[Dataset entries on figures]
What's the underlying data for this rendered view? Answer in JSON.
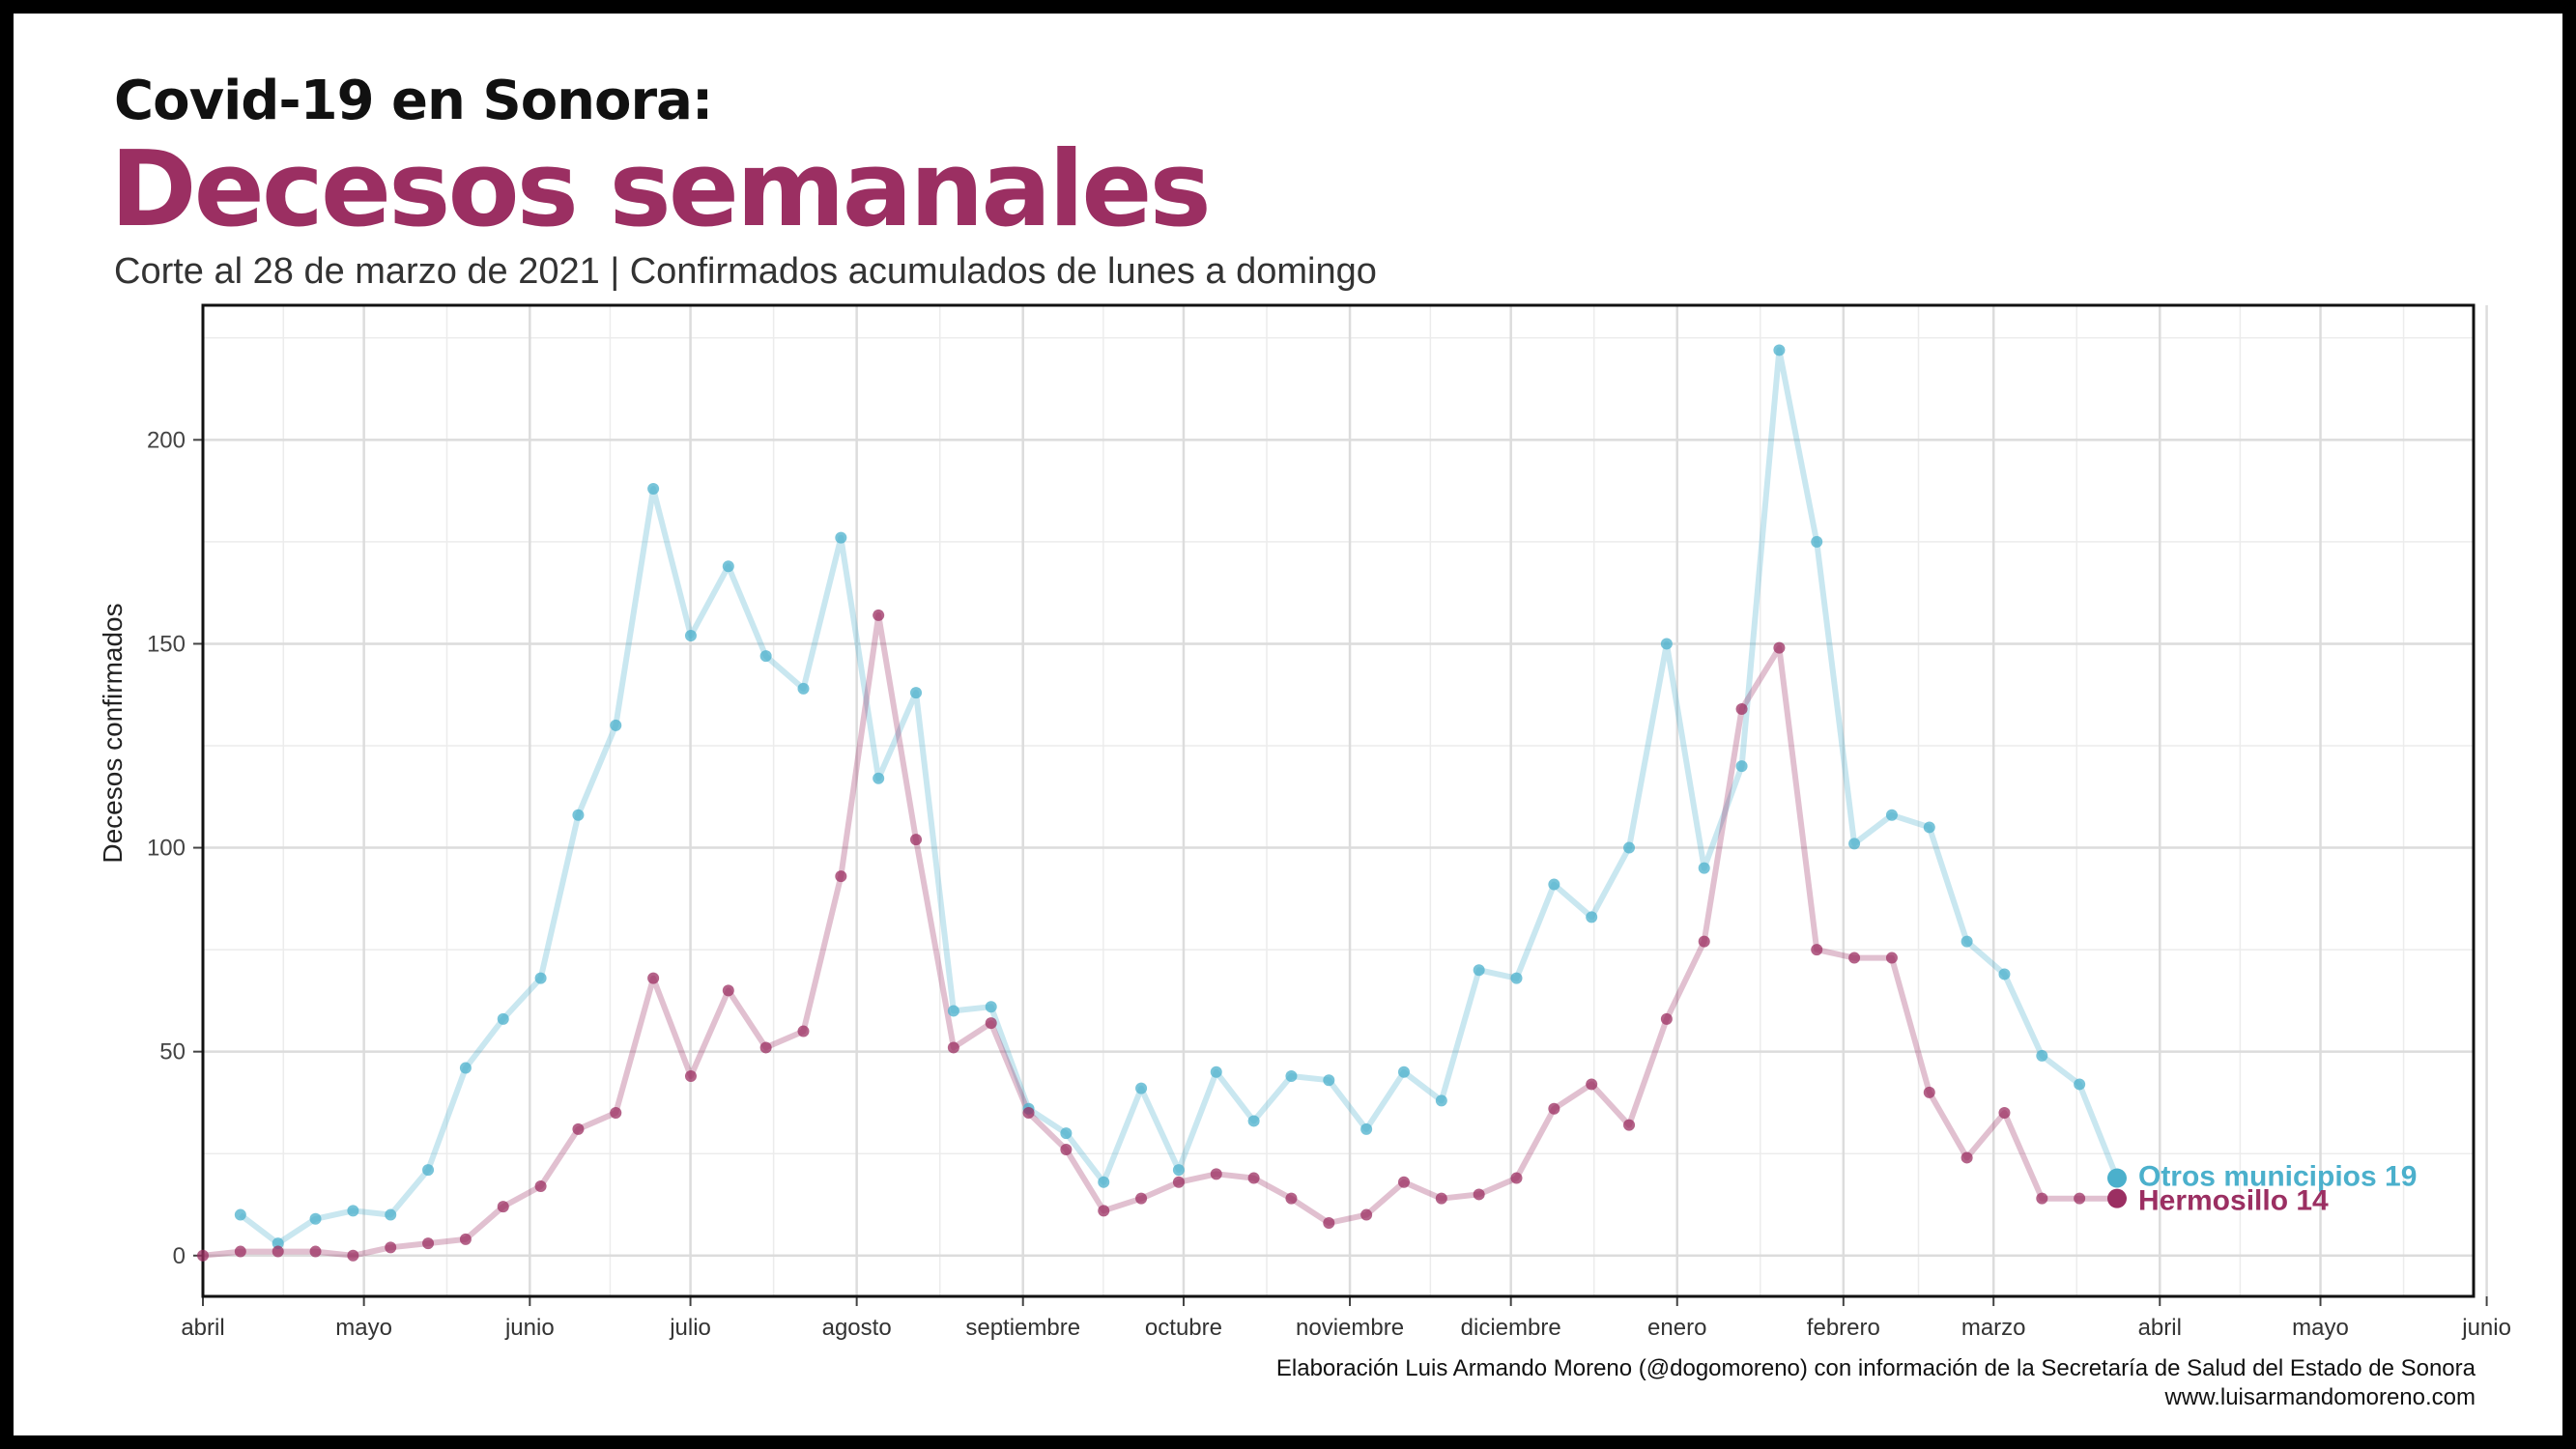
{
  "header": {
    "title": "Covid-19 en Sonora:",
    "headline": "Decesos semanales",
    "subtitle": "Corte al 28 de marzo de 2021 | Confirmados acumulados de lunes a domingo"
  },
  "caption": {
    "line1": "Elaboración Luis Armando Moreno (@dogomoreno) con información de la Secretaría de Salud del Estado de Sonora",
    "line2": "www.luisarmandomoreno.com"
  },
  "chart_data": {
    "type": "line",
    "ylabel": "Decesos confirmados",
    "xlabel": "",
    "ylim": [
      -10,
      233
    ],
    "yticks": [
      0,
      50,
      100,
      150,
      200
    ],
    "x_units": "weeks since start of April 2020",
    "xlim": [
      0,
      60.5
    ],
    "xticks": [
      {
        "label": "abril",
        "x": 0
      },
      {
        "label": "mayo",
        "x": 4.29
      },
      {
        "label": "junio",
        "x": 8.71
      },
      {
        "label": "julio",
        "x": 12.99
      },
      {
        "label": "agosto",
        "x": 17.42
      },
      {
        "label": "septiembre",
        "x": 21.85
      },
      {
        "label": "octubre",
        "x": 26.13
      },
      {
        "label": "noviembre",
        "x": 30.56
      },
      {
        "label": "diciembre",
        "x": 34.85
      },
      {
        "label": "enero",
        "x": 39.28
      },
      {
        "label": "febrero",
        "x": 43.71
      },
      {
        "label": "marzo",
        "x": 47.71
      },
      {
        "label": "abril",
        "x": 52.14
      },
      {
        "label": "mayo",
        "x": 56.42
      },
      {
        "label": "junio",
        "x": 60.85
      }
    ],
    "grid": true,
    "legend": "end-of-line labels",
    "series": [
      {
        "name": "Otros municipios",
        "color": "#4bb0cc",
        "end_label": "Otros municipios 19",
        "x": [
          1,
          2,
          3,
          4,
          5,
          6,
          7,
          8,
          9,
          10,
          11,
          12,
          13,
          14,
          15,
          16,
          17,
          18,
          19,
          20,
          21,
          22,
          23,
          24,
          25,
          26,
          27,
          28,
          29,
          30,
          31,
          32,
          33,
          34,
          35,
          36,
          37,
          38,
          39,
          40,
          41,
          42,
          43,
          44,
          45,
          46,
          47,
          48,
          49,
          50,
          51
        ],
        "values": [
          10,
          3,
          9,
          11,
          10,
          21,
          46,
          58,
          68,
          108,
          130,
          188,
          152,
          169,
          147,
          139,
          176,
          117,
          138,
          60,
          61,
          36,
          30,
          18,
          41,
          21,
          45,
          33,
          44,
          43,
          31,
          45,
          38,
          70,
          68,
          91,
          83,
          100,
          150,
          95,
          120,
          222,
          175,
          101,
          108,
          105,
          77,
          69,
          49,
          42,
          19
        ]
      },
      {
        "name": "Hermosillo",
        "color": "#9b2f62",
        "end_label": "Hermosillo 14",
        "x": [
          0,
          1,
          2,
          3,
          4,
          5,
          6,
          7,
          8,
          9,
          10,
          11,
          12,
          13,
          14,
          15,
          16,
          17,
          18,
          19,
          20,
          21,
          22,
          23,
          24,
          25,
          26,
          27,
          28,
          29,
          30,
          31,
          32,
          33,
          34,
          35,
          36,
          37,
          38,
          39,
          40,
          41,
          42,
          43,
          44,
          45,
          46,
          47,
          48,
          49,
          50,
          51
        ],
        "values": [
          0,
          1,
          1,
          1,
          0,
          2,
          3,
          4,
          12,
          17,
          31,
          35,
          68,
          44,
          65,
          51,
          55,
          93,
          157,
          102,
          51,
          57,
          35,
          26,
          11,
          14,
          18,
          20,
          19,
          14,
          8,
          10,
          18,
          14,
          15,
          19,
          36,
          42,
          32,
          58,
          77,
          134,
          149,
          75,
          73,
          73,
          40,
          24,
          35,
          14,
          14,
          14
        ]
      }
    ]
  }
}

• WHAT TO DO: Write the full listing out again with every line unchanged, but include no pictures.

• SOLVED PROBLEM:
What's the underlying data for this rendered view? Answer in JSON.
{
  "header": {
    "title": "Covid-19 en Sonora:",
    "headline": "Decesos semanales",
    "subtitle": "Corte al 28 de marzo de 2021 | Confirmados acumulados de lunes a domingo"
  },
  "caption": {
    "line1": "Elaboración Luis Armando Moreno (@dogomoreno) con información de la Secretaría de Salud del Estado de Sonora",
    "line2": "www.luisarmandomoreno.com"
  },
  "chart_data": {
    "type": "line",
    "ylabel": "Decesos confirmados",
    "xlabel": "",
    "ylim": [
      -10,
      233
    ],
    "yticks": [
      0,
      50,
      100,
      150,
      200
    ],
    "x_units": "weeks since start of April 2020",
    "xlim": [
      0,
      60.5
    ],
    "xticks": [
      {
        "label": "abril",
        "x": 0
      },
      {
        "label": "mayo",
        "x": 4.29
      },
      {
        "label": "junio",
        "x": 8.71
      },
      {
        "label": "julio",
        "x": 12.99
      },
      {
        "label": "agosto",
        "x": 17.42
      },
      {
        "label": "septiembre",
        "x": 21.85
      },
      {
        "label": "octubre",
        "x": 26.13
      },
      {
        "label": "noviembre",
        "x": 30.56
      },
      {
        "label": "diciembre",
        "x": 34.85
      },
      {
        "label": "enero",
        "x": 39.28
      },
      {
        "label": "febrero",
        "x": 43.71
      },
      {
        "label": "marzo",
        "x": 47.71
      },
      {
        "label": "abril",
        "x": 52.14
      },
      {
        "label": "mayo",
        "x": 56.42
      },
      {
        "label": "junio",
        "x": 60.85
      }
    ],
    "grid": true,
    "legend": "end-of-line labels",
    "series": [
      {
        "name": "Otros municipios",
        "color": "#4bb0cc",
        "end_label": "Otros municipios 19",
        "x": [
          1,
          2,
          3,
          4,
          5,
          6,
          7,
          8,
          9,
          10,
          11,
          12,
          13,
          14,
          15,
          16,
          17,
          18,
          19,
          20,
          21,
          22,
          23,
          24,
          25,
          26,
          27,
          28,
          29,
          30,
          31,
          32,
          33,
          34,
          35,
          36,
          37,
          38,
          39,
          40,
          41,
          42,
          43,
          44,
          45,
          46,
          47,
          48,
          49,
          50,
          51
        ],
        "values": [
          10,
          3,
          9,
          11,
          10,
          21,
          46,
          58,
          68,
          108,
          130,
          188,
          152,
          169,
          147,
          139,
          176,
          117,
          138,
          60,
          61,
          36,
          30,
          18,
          41,
          21,
          45,
          33,
          44,
          43,
          31,
          45,
          38,
          70,
          68,
          91,
          83,
          100,
          150,
          95,
          120,
          222,
          175,
          101,
          108,
          105,
          77,
          69,
          49,
          42,
          19
        ]
      },
      {
        "name": "Hermosillo",
        "color": "#9b2f62",
        "end_label": "Hermosillo 14",
        "x": [
          0,
          1,
          2,
          3,
          4,
          5,
          6,
          7,
          8,
          9,
          10,
          11,
          12,
          13,
          14,
          15,
          16,
          17,
          18,
          19,
          20,
          21,
          22,
          23,
          24,
          25,
          26,
          27,
          28,
          29,
          30,
          31,
          32,
          33,
          34,
          35,
          36,
          37,
          38,
          39,
          40,
          41,
          42,
          43,
          44,
          45,
          46,
          47,
          48,
          49,
          50,
          51
        ],
        "values": [
          0,
          1,
          1,
          1,
          0,
          2,
          3,
          4,
          12,
          17,
          31,
          35,
          68,
          44,
          65,
          51,
          55,
          93,
          157,
          102,
          51,
          57,
          35,
          26,
          11,
          14,
          18,
          20,
          19,
          14,
          8,
          10,
          18,
          14,
          15,
          19,
          36,
          42,
          32,
          58,
          77,
          134,
          149,
          75,
          73,
          73,
          40,
          24,
          35,
          14,
          14,
          14
        ]
      }
    ]
  }
}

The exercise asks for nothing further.